══ EXTRACTED INFORMATION
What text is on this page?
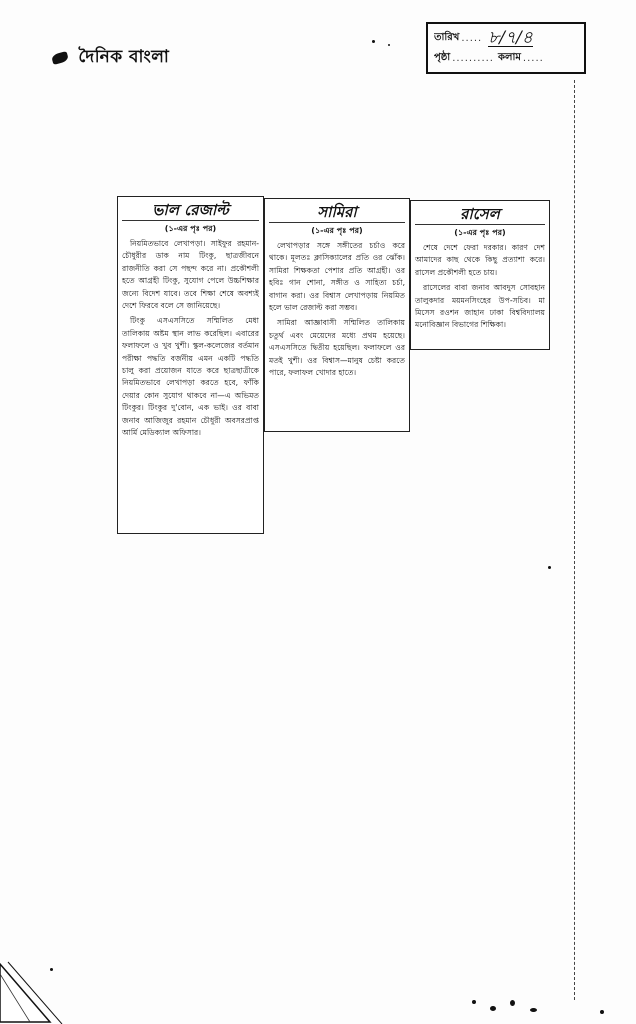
দৈনিক বাংলা
তারিখ ..... ৮/৭/৪
পৃষ্ঠা .......... কলাম .....
ভাল রেজাল্ট
(১-এর পৃঃ পর)

নিয়মিতভাবে লেখাপড়া। সাইফুর রহমান-চৌধুরীর ডাক নাম টিংকু, ছাত্রজীবনে রাজনীতি করা সে পছন্দ করে না। প্রকৌশলী হতে আগ্রহী টিংকু, সুযোগ পেলে উচ্চশিক্ষার জন্যে বিদেশ যাবে। তবে শিক্ষা শেষে অবশ্যই দেশে ফিরবে বলে সে জানিয়েছে।

টিংকু এসএসসিতে সম্মিলিত মেধা তালিকায় অষ্টম স্থান লাভ করেছিল। এবারের ফলাফলে ও খুব খুশী। স্কুল-কলেজের বর্তমান পরীক্ষা পদ্ধতি বর্জনীয় এমন একটি পদ্ধতি চালু করা প্রয়োজন যাতে করে ছাত্রছাত্রীকে নিয়মিতভাবে লেখাপড়া করতে হবে, ফাঁকি দেয়ার কোন সুযোগ থাকবে না—এ অভিমত টিংকুর। টিংকুর দু'বোন, এক ভাই। ওর বাবা জনাব আজিজুর রহমান চৌধুরী অবসরপ্রাপ্ত আর্মি মেডিক্যাল অফিসার।

সামিরা
(১-এর পৃঃ পর)

লেখাপড়ার সঙ্গে সঙ্গীতের চর্চাও করে থাকে। মূলতঃ ক্লাসিক্যালের প্রতি ওর ঝোঁক। সামিরা শিক্ষকতা পেশার প্রতি আগ্রহী। ওর হবিঃ গান শোনা, সঙ্গীত ও সাহিত্য চর্চা, বাগান করা। ওর বিশ্বাস লেখাপড়ায় নিয়মিত হলে ভাল রেজাল্ট করা সম্ভব।

সামিরা আজ্ঞাবাসী সম্মিলিত তালিকায় চতুর্থ এবং মেয়েদের মধ্যে প্রথম হয়েছে। এসএসসিতে দ্বিতীয় হয়েছিল। ফলাফলে ওর মতই খুশী। ওর বিশ্বাস—মানুষ চেষ্টা করতে পারে, ফলাফল খোদার হাতে।

রাসেল
(১-এর পৃঃ পর)

শেষে দেশে ফেরা দরকার। কারণ দেশ আমাদের কাছ থেকে কিছু প্রত্যাশা করে। রাসেল প্রকৌশলী হতে চায়।

রাসেলের বাবা জনাব আবদুস সোবহান তালুকদার ময়মনসিংহের উপ-সচিব। মা মিসেস রওশন জাহান ঢাকা বিশ্ববিদ্যালয় মনোবিজ্ঞান বিভাগের শিক্ষিকা।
════
SHORT TASK: Transcribe every entry word for word, but skip the pictures.

THE ANSWER:
What text is on this page?
দৈনিক বাংলা
তারিখ ..... ৮/৭/৪
পৃষ্ঠা .......... কলাম .....
ভাল রেজাল্ট
(১-এর পৃঃ পর)

নিয়মিতভাবে লেখাপড়া। সাইফুর রহমান-চৌধুরীর ডাক নাম টিংকু, ছাত্রজীবনে রাজনীতি করা সে পছন্দ করে না। প্রকৌশলী হতে আগ্রহী টিংকু, সুযোগ পেলে উচ্চশিক্ষার জন্যে বিদেশ যাবে। তবে শিক্ষা শেষে অবশ্যই দেশে ফিরবে বলে সে জানিয়েছে।

টিংকু এসএসসিতে সম্মিলিত মেধা তালিকায় অষ্টম স্থান লাভ করেছিল। এবারের ফলাফলে ও খুব খুশী। স্কুল-কলেজের বর্তমান পরীক্ষা পদ্ধতি বর্জনীয় এমন একটি পদ্ধতি চালু করা প্রয়োজন যাতে করে ছাত্রছাত্রীকে নিয়মিতভাবে লেখাপড়া করতে হবে, ফাঁকি দেয়ার কোন সুযোগ থাকবে না—এ অভিমত টিংকুর। টিংকুর দু'বোন, এক ভাই। ওর বাবা জনাব আজিজুর রহমান চৌধুরী অবসরপ্রাপ্ত আর্মি মেডিক্যাল অফিসার।

সামিরা
(১-এর পৃঃ পর)

লেখাপড়ার সঙ্গে সঙ্গীতের চর্চাও করে থাকে। মূলতঃ ক্লাসিক্যালের প্রতি ওর ঝোঁক। সামিরা শিক্ষকতা পেশার প্রতি আগ্রহী। ওর হবিঃ গান শোনা, সঙ্গীত ও সাহিত্য চর্চা, বাগান করা। ওর বিশ্বাস লেখাপড়ায় নিয়মিত হলে ভাল রেজাল্ট করা সম্ভব।

সামিরা আজ্ঞাবাসী সম্মিলিত তালিকায় চতুর্থ এবং মেয়েদের মধ্যে প্রথম হয়েছে। এসএসসিতে দ্বিতীয় হয়েছিল। ফলাফলে ওর মতই খুশী। ওর বিশ্বাস—মানুষ চেষ্টা করতে পারে, ফলাফল খোদার হাতে।

রাসেল
(১-এর পৃঃ পর)

শেষে দেশে ফেরা দরকার। কারণ দেশ আমাদের কাছ থেকে কিছু প্রত্যাশা করে। রাসেল প্রকৌশলী হতে চায়।

রাসেলের বাবা জনাব আবদুস সোবহান তালুকদার ময়মনসিংহের উপ-সচিব। মা মিসেস রওশন জাহান ঢাকা বিশ্ববিদ্যালয় মনোবিজ্ঞান বিভাগের শিক্ষিকা।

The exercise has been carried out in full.